Website and app data records:
--- START ---
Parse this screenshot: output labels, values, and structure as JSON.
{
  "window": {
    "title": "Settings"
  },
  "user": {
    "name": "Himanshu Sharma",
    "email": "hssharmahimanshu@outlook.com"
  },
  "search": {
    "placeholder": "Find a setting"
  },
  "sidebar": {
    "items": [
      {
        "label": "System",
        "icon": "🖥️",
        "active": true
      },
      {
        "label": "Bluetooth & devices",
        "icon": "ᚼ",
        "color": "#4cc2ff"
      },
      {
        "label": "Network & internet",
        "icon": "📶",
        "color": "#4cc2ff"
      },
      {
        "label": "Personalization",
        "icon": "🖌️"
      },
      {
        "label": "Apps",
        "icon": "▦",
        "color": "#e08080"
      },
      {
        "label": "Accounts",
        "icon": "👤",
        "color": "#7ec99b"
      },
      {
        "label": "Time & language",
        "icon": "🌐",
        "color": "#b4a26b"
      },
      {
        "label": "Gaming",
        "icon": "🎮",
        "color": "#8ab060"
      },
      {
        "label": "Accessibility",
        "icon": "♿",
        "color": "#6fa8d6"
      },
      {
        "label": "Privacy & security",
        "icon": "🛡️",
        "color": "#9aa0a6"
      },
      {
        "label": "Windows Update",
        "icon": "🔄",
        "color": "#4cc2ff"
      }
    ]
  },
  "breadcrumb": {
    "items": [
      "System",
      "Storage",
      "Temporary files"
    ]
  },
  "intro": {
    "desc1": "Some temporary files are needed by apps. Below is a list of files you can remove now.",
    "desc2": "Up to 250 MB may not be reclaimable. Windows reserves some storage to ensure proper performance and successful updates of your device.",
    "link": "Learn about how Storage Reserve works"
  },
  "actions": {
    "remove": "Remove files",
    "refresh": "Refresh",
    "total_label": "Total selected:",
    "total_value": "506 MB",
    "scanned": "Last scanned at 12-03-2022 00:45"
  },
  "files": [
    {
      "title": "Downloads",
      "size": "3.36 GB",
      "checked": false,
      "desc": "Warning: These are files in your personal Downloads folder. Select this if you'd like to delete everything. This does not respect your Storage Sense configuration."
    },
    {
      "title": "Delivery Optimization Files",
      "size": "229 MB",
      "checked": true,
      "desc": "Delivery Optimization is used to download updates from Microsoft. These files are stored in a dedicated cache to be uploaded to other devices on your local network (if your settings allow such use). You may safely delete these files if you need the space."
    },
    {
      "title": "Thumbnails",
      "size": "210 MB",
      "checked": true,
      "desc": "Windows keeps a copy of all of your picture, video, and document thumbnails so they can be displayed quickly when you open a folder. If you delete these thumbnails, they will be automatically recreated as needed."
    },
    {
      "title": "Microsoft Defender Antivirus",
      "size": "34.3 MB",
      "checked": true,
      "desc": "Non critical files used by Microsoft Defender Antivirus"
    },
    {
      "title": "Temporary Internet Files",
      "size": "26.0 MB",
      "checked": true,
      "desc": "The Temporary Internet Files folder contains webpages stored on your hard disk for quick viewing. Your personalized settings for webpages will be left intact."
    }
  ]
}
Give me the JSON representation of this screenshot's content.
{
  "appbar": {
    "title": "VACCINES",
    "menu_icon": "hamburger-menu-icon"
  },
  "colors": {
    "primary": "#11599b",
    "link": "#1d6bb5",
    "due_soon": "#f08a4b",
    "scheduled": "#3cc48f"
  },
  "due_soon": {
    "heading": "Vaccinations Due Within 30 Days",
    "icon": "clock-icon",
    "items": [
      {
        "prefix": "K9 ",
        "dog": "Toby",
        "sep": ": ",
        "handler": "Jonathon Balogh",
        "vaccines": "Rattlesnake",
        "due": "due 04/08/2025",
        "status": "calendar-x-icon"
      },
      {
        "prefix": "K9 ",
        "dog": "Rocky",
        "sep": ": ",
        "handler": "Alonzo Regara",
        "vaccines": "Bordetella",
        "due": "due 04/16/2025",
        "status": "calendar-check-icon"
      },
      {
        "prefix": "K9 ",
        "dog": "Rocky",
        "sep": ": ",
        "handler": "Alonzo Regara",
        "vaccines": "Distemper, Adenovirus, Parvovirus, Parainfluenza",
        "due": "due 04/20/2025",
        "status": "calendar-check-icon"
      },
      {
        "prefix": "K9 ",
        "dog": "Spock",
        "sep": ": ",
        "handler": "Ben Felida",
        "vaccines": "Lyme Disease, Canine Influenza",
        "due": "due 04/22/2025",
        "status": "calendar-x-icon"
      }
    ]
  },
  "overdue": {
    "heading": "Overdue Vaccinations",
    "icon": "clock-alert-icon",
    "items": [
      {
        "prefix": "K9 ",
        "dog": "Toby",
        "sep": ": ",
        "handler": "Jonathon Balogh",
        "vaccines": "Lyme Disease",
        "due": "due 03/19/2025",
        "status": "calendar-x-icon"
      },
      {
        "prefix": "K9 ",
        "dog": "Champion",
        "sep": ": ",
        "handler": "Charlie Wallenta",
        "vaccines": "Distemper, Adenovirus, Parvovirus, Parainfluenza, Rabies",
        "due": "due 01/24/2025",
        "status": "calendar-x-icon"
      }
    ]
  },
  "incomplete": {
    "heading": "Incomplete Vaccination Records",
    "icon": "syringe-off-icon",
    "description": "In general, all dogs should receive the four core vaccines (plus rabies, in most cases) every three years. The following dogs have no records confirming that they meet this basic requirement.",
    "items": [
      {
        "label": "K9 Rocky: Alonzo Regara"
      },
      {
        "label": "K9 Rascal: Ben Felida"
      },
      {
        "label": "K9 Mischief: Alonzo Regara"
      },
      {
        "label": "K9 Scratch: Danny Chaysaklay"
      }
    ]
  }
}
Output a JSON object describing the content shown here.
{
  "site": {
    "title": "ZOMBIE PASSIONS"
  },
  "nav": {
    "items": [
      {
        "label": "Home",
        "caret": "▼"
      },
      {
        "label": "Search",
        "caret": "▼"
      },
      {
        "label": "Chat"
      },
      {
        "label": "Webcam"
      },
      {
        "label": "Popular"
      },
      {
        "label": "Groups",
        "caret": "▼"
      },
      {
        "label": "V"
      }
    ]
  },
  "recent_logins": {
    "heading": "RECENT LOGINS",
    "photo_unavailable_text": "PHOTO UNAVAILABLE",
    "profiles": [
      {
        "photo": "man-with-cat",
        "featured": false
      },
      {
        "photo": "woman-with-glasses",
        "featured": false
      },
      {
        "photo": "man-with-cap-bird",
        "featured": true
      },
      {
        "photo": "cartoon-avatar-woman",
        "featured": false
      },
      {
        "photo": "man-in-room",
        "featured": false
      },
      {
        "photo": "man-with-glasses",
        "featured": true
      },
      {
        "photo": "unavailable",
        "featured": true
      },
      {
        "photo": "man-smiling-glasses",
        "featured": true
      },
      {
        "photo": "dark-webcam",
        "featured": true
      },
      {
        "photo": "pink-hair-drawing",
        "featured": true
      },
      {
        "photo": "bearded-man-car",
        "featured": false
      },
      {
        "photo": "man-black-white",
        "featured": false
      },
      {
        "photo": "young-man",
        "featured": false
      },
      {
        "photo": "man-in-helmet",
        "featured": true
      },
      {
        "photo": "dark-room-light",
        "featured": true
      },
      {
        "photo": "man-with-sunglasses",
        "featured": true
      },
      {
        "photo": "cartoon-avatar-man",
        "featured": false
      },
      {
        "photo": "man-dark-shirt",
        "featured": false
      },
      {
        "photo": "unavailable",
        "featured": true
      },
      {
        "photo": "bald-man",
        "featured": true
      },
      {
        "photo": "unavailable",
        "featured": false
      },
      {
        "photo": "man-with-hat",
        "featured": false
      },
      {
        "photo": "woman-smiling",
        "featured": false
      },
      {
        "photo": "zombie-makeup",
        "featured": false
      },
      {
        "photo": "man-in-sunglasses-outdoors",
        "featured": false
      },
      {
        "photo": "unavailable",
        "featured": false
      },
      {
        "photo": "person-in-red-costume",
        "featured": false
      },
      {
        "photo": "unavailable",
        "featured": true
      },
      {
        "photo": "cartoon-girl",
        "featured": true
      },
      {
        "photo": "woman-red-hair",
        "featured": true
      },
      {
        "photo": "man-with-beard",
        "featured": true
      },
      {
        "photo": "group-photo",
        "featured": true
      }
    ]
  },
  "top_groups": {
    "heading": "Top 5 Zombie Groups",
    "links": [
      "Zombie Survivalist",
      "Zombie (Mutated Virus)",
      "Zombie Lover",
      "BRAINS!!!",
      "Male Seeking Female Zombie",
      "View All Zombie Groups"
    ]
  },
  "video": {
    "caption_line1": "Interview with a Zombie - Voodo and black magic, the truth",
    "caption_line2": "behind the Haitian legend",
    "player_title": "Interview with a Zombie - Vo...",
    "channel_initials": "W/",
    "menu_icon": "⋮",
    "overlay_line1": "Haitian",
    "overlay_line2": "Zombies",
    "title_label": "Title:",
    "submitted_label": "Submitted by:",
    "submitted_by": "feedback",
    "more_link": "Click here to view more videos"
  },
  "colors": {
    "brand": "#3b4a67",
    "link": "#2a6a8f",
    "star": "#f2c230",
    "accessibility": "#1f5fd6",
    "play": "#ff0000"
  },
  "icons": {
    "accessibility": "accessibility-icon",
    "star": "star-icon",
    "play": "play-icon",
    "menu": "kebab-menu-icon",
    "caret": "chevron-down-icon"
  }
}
--- END ---
Exercise instructions: In the entries above, which lines hold the word "woman"? Copy them out.

Answer to this problem:
        "photo": "woman-with-glasses",
        "photo": "cartoon-avatar-woman",
        "photo": "woman-smiling",
        "photo": "woman-red-hair",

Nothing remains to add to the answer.